● Your task
Say only how many lines in the entries below contain the word "Mass".

=== Records for this exercise ===

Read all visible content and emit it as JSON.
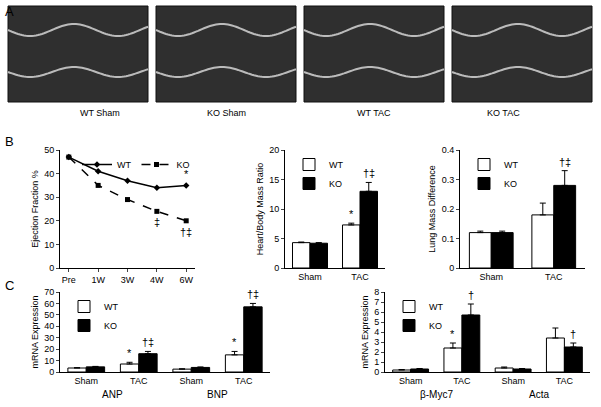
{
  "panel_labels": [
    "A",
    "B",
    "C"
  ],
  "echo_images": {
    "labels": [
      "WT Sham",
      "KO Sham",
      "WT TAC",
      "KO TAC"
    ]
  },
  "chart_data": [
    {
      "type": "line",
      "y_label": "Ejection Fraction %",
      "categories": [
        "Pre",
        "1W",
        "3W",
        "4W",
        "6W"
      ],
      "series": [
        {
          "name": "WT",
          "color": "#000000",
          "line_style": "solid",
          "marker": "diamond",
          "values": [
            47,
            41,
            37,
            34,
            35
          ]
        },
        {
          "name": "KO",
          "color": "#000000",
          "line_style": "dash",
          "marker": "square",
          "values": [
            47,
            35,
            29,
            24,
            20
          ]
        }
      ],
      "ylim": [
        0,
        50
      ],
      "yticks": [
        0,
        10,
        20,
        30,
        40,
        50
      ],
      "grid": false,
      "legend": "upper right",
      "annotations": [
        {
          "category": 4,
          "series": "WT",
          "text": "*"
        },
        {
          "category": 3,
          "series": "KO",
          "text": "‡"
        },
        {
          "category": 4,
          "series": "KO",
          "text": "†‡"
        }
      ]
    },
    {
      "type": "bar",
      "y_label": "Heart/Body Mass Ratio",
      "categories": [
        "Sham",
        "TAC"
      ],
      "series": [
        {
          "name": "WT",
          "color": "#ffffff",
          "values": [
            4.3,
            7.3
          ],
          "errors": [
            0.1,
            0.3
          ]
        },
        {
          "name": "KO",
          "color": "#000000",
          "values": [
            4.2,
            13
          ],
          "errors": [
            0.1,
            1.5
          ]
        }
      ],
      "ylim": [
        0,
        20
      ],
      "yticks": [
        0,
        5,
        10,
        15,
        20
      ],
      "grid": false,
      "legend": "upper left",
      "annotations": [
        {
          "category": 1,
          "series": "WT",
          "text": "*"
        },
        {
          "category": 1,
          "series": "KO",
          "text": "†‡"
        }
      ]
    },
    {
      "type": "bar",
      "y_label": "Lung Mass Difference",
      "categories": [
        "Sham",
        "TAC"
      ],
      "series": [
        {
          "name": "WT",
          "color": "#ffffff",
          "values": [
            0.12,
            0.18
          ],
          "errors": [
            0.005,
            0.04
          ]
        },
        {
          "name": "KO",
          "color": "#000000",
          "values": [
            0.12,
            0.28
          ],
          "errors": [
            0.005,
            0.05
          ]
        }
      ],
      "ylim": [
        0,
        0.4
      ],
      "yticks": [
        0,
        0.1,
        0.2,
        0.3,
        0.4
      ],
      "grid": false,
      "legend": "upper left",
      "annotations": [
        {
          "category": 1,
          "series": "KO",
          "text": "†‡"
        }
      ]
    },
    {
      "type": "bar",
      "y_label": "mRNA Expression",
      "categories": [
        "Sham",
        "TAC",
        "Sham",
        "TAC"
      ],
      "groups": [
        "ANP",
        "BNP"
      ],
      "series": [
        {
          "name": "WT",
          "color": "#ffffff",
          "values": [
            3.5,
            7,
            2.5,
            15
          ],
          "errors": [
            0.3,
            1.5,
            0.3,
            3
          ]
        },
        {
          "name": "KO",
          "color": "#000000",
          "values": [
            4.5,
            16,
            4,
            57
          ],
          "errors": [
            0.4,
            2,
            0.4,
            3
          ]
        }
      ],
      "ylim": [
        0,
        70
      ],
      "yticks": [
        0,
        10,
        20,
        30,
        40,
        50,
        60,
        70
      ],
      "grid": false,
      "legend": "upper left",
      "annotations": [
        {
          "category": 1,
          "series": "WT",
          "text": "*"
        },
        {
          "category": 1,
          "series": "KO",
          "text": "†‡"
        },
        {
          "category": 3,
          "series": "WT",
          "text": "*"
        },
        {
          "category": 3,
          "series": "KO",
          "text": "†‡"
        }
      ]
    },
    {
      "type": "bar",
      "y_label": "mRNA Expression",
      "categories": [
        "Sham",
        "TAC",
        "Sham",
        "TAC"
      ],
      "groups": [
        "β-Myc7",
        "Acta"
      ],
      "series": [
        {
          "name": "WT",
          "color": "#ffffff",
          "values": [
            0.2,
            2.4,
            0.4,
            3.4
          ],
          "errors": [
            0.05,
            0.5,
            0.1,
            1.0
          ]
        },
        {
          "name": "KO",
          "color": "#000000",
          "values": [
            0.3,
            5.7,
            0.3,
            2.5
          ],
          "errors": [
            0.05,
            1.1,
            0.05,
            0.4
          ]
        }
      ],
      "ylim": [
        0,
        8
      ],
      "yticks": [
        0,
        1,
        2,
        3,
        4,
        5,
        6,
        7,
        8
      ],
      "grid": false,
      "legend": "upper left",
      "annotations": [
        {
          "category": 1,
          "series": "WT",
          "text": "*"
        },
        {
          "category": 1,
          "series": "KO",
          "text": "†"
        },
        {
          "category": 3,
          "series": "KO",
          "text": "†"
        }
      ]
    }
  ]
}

===
=== Records for this exercise ===

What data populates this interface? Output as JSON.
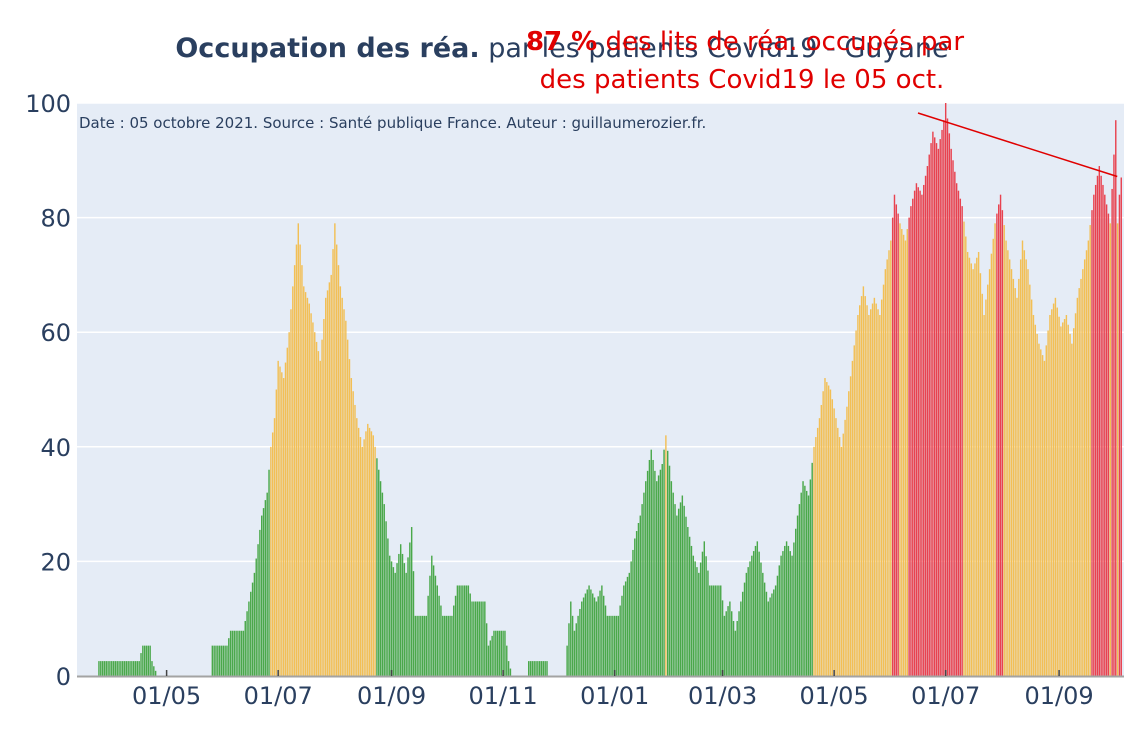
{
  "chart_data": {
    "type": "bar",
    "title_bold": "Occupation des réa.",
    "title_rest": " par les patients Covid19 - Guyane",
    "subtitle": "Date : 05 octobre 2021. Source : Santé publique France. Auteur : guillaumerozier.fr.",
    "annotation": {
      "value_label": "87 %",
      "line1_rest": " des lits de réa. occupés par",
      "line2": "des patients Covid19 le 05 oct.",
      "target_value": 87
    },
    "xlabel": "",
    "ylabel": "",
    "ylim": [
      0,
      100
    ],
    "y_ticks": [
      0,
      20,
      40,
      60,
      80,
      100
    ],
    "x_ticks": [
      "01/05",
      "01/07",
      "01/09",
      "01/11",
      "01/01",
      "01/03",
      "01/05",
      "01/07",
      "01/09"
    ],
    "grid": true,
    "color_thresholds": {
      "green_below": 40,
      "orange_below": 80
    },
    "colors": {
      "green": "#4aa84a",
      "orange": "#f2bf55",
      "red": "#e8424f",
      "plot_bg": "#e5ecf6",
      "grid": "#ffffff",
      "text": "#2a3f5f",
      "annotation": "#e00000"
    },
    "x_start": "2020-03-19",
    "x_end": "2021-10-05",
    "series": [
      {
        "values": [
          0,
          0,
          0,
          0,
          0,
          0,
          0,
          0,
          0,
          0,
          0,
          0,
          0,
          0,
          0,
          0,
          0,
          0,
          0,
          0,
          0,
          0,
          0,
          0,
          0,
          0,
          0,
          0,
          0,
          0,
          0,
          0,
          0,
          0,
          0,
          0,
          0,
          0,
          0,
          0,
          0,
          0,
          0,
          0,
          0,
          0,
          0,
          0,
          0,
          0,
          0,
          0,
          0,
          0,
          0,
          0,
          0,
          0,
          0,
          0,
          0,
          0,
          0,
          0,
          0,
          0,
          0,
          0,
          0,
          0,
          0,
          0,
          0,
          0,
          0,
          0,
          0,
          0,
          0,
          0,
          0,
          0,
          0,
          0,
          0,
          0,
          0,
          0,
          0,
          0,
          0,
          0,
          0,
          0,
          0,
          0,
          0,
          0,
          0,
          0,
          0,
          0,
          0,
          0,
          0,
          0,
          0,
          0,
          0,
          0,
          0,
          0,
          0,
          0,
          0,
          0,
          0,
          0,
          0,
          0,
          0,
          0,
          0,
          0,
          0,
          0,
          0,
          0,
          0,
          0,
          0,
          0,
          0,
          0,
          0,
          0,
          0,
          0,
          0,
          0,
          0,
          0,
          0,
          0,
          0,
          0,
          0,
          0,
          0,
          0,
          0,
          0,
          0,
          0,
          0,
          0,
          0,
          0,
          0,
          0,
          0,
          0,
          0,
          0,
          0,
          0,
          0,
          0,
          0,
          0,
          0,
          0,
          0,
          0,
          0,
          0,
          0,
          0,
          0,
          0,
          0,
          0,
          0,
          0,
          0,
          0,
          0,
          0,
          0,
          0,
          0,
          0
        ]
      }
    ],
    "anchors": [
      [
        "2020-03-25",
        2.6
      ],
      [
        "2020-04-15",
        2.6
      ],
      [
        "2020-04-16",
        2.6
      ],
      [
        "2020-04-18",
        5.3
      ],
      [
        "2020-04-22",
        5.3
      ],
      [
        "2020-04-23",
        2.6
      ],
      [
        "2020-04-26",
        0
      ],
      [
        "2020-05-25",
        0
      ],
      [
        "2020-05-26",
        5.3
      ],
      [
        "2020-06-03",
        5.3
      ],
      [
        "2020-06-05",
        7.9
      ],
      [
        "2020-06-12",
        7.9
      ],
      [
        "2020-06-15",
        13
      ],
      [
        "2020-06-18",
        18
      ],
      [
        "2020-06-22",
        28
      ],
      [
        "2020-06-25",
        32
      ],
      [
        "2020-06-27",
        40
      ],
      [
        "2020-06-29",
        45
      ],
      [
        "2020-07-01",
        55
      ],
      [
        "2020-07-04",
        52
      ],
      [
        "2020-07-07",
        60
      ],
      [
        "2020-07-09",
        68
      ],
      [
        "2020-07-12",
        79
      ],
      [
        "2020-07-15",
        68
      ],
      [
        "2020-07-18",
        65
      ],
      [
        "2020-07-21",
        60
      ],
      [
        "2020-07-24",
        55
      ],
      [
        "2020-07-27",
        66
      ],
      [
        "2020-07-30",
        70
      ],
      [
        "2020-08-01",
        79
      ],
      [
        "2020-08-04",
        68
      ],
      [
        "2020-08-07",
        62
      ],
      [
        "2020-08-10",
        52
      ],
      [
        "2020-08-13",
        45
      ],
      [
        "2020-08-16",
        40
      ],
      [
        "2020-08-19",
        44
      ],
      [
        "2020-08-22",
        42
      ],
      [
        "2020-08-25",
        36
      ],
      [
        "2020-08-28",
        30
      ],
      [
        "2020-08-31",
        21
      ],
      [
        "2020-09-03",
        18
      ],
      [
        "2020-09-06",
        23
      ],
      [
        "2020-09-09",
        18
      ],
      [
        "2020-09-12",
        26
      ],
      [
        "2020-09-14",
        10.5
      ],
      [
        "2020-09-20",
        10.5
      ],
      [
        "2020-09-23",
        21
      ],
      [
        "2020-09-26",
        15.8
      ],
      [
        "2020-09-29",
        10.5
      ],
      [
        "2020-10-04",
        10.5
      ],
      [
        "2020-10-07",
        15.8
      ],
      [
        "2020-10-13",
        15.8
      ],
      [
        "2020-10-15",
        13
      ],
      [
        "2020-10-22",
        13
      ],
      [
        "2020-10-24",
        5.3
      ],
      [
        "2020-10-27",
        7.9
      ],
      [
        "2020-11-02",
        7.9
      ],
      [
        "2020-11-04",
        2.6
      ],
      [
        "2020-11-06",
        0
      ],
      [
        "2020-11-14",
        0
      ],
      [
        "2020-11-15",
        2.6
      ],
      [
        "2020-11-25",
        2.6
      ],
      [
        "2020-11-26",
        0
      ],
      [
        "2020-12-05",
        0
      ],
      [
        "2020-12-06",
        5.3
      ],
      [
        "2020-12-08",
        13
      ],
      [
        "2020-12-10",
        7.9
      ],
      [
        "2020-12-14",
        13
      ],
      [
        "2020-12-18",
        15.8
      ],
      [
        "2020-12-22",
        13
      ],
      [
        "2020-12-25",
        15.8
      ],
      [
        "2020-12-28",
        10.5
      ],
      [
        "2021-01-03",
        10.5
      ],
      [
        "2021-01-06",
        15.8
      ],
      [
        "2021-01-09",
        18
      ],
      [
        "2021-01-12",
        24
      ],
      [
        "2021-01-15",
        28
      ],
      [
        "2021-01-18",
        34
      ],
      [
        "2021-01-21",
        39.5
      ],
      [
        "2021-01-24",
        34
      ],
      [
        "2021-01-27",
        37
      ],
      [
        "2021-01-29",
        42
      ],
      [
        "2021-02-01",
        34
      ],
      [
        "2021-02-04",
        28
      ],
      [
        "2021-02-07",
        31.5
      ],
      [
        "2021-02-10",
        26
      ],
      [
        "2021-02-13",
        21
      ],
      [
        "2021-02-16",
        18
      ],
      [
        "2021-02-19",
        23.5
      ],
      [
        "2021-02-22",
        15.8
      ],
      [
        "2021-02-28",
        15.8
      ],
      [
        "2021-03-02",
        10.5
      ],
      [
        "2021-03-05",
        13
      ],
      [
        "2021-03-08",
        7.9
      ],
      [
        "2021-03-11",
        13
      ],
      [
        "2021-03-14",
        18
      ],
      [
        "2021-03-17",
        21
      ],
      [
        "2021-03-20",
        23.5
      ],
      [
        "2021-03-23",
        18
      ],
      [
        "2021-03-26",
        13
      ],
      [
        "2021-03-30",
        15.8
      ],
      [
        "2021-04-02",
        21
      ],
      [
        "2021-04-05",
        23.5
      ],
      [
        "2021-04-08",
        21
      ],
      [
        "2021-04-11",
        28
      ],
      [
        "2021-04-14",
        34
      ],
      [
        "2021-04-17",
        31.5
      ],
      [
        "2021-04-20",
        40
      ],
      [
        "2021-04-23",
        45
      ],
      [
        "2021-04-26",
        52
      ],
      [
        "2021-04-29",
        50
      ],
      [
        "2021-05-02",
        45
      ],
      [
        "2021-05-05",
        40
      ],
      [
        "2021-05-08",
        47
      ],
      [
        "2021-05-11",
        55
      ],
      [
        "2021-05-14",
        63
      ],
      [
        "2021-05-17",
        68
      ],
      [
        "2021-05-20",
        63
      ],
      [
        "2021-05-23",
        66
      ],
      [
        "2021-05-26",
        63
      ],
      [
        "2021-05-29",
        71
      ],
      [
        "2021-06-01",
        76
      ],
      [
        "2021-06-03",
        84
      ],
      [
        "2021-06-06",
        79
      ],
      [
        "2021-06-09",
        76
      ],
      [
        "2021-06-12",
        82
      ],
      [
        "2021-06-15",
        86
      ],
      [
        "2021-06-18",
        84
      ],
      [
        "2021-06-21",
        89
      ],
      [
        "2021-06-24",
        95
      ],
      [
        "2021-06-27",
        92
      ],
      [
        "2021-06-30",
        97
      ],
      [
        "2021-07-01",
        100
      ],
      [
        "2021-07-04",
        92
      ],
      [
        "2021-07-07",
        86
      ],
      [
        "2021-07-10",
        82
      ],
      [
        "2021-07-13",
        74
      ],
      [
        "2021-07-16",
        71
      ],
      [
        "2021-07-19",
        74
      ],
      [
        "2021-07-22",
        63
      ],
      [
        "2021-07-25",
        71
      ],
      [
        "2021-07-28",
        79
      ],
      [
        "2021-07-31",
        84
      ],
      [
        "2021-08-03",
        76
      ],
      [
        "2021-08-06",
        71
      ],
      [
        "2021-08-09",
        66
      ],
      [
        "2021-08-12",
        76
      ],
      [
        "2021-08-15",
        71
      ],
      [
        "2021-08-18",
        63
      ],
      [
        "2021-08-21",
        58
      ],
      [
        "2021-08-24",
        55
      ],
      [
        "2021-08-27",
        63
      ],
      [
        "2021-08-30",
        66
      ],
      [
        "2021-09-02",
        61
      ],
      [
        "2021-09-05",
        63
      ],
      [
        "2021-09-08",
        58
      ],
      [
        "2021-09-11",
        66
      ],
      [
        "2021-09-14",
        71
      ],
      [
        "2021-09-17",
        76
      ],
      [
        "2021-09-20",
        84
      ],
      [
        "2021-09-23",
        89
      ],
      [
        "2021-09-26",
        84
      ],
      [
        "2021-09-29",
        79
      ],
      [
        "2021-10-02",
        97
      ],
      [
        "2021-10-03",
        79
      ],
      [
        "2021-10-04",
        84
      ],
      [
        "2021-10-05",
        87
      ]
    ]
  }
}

===
=== Records for this exercise ===

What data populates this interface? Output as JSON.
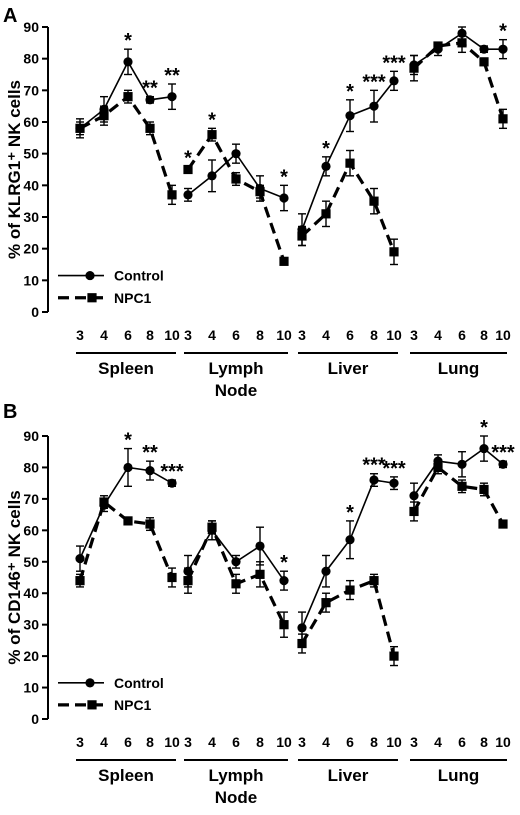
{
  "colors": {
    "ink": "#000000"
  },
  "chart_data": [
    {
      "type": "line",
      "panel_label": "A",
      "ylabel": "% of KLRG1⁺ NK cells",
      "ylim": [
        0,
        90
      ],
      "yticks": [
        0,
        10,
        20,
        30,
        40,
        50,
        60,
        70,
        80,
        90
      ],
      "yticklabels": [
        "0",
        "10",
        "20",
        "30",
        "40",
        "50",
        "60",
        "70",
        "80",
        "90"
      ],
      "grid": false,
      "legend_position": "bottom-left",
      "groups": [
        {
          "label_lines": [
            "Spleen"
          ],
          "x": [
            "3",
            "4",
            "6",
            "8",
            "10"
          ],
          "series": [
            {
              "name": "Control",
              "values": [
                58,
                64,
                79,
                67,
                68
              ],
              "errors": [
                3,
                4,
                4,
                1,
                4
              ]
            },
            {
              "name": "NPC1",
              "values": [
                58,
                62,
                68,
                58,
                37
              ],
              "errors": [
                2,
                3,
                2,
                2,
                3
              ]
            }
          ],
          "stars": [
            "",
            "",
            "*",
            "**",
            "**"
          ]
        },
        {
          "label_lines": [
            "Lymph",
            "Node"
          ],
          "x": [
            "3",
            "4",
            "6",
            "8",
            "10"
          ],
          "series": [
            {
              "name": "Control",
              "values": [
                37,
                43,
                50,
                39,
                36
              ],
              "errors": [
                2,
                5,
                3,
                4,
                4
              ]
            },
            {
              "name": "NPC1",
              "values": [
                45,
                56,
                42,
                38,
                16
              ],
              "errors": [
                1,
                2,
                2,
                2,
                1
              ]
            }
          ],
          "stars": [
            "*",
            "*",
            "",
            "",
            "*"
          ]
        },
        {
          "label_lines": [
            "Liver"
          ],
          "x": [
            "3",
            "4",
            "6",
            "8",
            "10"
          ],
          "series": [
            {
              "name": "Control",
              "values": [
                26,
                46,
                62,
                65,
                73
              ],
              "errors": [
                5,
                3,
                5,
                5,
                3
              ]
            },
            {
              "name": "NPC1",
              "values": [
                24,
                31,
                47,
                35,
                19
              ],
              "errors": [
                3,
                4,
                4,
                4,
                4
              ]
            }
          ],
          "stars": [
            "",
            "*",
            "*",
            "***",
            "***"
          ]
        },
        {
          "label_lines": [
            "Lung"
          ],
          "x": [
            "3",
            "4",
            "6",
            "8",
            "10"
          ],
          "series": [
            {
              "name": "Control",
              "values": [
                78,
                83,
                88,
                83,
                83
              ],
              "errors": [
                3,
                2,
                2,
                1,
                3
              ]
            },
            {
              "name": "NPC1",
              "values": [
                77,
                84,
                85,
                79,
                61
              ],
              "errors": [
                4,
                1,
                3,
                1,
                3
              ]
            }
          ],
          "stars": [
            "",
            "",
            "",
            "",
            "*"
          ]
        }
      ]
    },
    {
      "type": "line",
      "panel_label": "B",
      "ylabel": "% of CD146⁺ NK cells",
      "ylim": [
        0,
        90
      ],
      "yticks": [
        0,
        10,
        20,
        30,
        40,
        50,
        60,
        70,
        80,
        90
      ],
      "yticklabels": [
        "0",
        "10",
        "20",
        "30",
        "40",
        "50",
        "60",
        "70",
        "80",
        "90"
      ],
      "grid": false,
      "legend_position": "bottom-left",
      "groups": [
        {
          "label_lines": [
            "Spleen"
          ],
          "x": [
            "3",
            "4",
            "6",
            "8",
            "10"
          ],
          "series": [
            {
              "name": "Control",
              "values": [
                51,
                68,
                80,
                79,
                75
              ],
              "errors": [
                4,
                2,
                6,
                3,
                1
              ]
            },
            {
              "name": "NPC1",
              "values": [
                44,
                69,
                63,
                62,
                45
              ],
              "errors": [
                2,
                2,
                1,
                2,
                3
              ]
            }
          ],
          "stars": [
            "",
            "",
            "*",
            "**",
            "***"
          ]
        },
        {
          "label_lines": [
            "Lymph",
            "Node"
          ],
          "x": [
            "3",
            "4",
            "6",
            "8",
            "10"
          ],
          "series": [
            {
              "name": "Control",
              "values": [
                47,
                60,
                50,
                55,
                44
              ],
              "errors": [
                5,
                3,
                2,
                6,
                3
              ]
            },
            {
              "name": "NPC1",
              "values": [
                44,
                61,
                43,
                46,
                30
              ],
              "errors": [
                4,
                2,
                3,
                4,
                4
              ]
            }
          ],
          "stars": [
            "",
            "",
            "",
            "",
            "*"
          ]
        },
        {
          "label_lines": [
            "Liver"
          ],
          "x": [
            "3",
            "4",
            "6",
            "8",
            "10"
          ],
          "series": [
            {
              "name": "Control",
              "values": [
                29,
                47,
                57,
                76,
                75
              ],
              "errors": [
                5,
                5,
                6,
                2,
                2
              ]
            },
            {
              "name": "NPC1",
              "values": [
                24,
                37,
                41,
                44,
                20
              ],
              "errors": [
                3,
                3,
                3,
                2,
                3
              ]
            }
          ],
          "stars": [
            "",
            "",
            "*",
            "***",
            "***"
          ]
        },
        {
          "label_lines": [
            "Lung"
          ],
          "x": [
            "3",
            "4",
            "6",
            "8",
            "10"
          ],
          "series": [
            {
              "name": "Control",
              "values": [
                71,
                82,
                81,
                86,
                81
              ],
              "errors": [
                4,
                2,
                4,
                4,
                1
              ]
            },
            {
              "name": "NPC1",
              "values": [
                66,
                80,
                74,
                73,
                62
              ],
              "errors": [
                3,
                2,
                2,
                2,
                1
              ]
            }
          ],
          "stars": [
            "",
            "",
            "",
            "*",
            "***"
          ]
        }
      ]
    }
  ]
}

===

● Answer section
2